===== Information shown =====
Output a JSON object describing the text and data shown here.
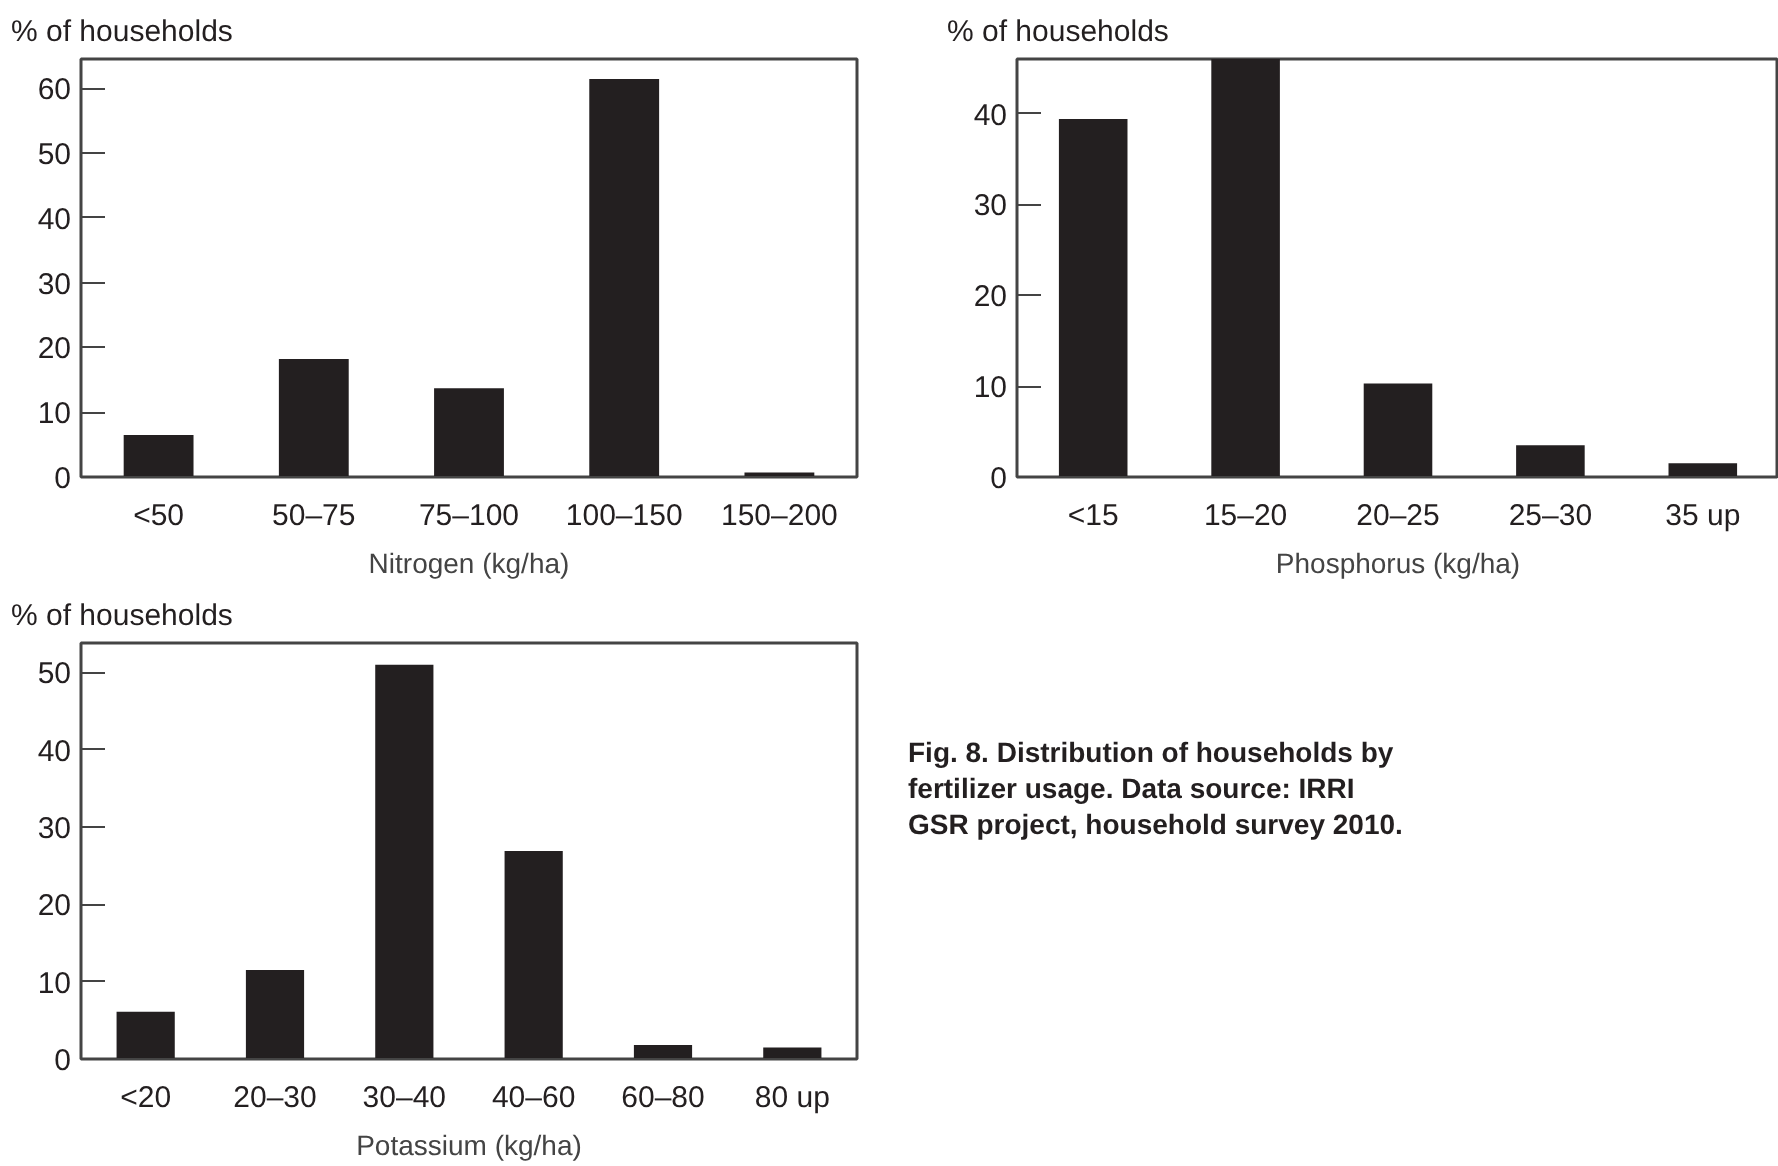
{
  "chart_data": [
    {
      "type": "bar",
      "xlabel": "Nitrogen (kg/ha)",
      "ylabel": "% of households",
      "categories": [
        "<50",
        "50–75",
        "75–100",
        "100–150",
        "150–200"
      ],
      "values": [
        6.5,
        18.2,
        13.7,
        61.4,
        0.7
      ],
      "color": "#231f20",
      "ylim": [
        0,
        64.5
      ],
      "yticks": [
        0,
        10,
        20,
        30,
        40,
        50,
        60
      ],
      "grid": false
    },
    {
      "type": "bar",
      "xlabel": "Phosphorus (kg/ha)",
      "ylabel": "% of households",
      "categories": [
        "<15",
        "15–20",
        "20–25",
        "25–30",
        "35 up"
      ],
      "values": [
        39.4,
        46,
        10.3,
        3.5,
        1.5
      ],
      "color": "#231f20",
      "ylim": [
        0,
        46
      ],
      "yticks": [
        0,
        10,
        20,
        30,
        40
      ],
      "grid": false
    },
    {
      "type": "bar",
      "xlabel": "Potassium (kg/ha)",
      "ylabel": "% of households",
      "categories": [
        "<20",
        "20–30",
        "30–40",
        "40–60",
        "60–80",
        "80 up"
      ],
      "values": [
        6.1,
        11.5,
        51.0,
        26.9,
        1.8,
        1.5
      ],
      "color": "#231f20",
      "ylim": [
        0,
        53.8
      ],
      "yticks": [
        0,
        10,
        20,
        30,
        40,
        50
      ],
      "grid": false
    },
    {
      "type": "other",
      "annotations": [
        "Fig. 8. Distribution of households by fertilizer usage. Data source: IRRI GSR project, household survey 2010."
      ]
    }
  ]
}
=====
→ Do this: Where a line of the entries contains the word "xlabel", copy that line.

→ Problem solution:
      "xlabel": "Nitrogen (kg/ha)",
      "xlabel": "Phosphorus (kg/ha)",
      "xlabel": "Potassium (kg/ha)",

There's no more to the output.